## Dataset entries

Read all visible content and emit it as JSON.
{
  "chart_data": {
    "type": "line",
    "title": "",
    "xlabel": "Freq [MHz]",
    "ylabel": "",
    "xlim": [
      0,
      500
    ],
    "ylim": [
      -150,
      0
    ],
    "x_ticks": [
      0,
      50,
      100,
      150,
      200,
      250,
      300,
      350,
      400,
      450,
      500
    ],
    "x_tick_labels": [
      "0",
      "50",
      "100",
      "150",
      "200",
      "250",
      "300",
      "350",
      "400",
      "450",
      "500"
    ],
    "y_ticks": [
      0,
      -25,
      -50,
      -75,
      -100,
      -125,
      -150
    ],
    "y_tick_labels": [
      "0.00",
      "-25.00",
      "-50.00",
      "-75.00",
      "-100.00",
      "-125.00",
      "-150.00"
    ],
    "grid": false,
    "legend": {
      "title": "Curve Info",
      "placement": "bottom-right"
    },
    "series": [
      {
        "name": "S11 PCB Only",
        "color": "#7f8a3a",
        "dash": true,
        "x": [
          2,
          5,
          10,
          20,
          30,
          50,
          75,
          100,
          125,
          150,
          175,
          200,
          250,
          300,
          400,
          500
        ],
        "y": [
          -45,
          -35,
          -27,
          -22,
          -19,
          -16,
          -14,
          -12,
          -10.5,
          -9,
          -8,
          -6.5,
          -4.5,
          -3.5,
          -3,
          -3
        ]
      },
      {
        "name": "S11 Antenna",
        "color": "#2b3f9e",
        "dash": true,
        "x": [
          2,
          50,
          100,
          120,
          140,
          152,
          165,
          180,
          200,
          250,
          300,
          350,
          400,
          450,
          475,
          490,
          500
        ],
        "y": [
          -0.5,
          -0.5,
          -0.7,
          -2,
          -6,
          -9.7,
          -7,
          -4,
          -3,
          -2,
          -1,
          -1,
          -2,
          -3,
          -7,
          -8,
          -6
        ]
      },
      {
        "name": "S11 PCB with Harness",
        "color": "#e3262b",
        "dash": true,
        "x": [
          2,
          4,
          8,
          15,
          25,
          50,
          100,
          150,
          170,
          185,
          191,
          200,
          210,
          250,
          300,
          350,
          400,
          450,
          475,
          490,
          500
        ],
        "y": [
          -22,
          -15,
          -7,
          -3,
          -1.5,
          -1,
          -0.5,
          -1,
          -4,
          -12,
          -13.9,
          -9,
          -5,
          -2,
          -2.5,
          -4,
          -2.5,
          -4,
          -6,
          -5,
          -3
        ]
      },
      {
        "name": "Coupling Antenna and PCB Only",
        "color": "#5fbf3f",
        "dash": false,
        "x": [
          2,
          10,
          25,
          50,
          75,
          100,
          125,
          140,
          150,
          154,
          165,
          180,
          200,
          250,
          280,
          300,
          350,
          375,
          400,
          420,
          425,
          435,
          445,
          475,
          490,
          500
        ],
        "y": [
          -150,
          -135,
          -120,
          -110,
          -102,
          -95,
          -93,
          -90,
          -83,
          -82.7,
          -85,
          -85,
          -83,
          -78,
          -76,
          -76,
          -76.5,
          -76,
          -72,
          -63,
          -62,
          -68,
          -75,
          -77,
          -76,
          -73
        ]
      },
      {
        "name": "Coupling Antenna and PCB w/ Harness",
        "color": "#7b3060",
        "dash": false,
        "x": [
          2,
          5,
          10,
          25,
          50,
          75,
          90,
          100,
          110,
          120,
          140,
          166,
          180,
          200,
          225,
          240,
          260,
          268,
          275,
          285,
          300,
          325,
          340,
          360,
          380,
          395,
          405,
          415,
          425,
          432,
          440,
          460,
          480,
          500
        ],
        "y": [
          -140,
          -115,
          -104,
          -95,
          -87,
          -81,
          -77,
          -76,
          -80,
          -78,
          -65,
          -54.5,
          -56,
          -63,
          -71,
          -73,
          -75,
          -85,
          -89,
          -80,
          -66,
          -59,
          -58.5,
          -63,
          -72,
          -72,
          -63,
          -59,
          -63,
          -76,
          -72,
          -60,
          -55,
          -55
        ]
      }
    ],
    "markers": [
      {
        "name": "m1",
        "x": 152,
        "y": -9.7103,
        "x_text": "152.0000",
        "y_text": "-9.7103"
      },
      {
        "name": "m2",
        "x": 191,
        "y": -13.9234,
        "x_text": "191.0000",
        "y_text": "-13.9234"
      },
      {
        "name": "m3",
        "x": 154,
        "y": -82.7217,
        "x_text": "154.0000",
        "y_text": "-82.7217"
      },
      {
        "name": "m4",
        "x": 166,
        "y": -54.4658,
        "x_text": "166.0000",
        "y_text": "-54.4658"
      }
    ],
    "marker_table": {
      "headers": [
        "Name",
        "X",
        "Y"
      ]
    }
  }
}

## What this task involves
Your answer should be one number: how many lines in the material above contain the string "Only".

## Task solution
2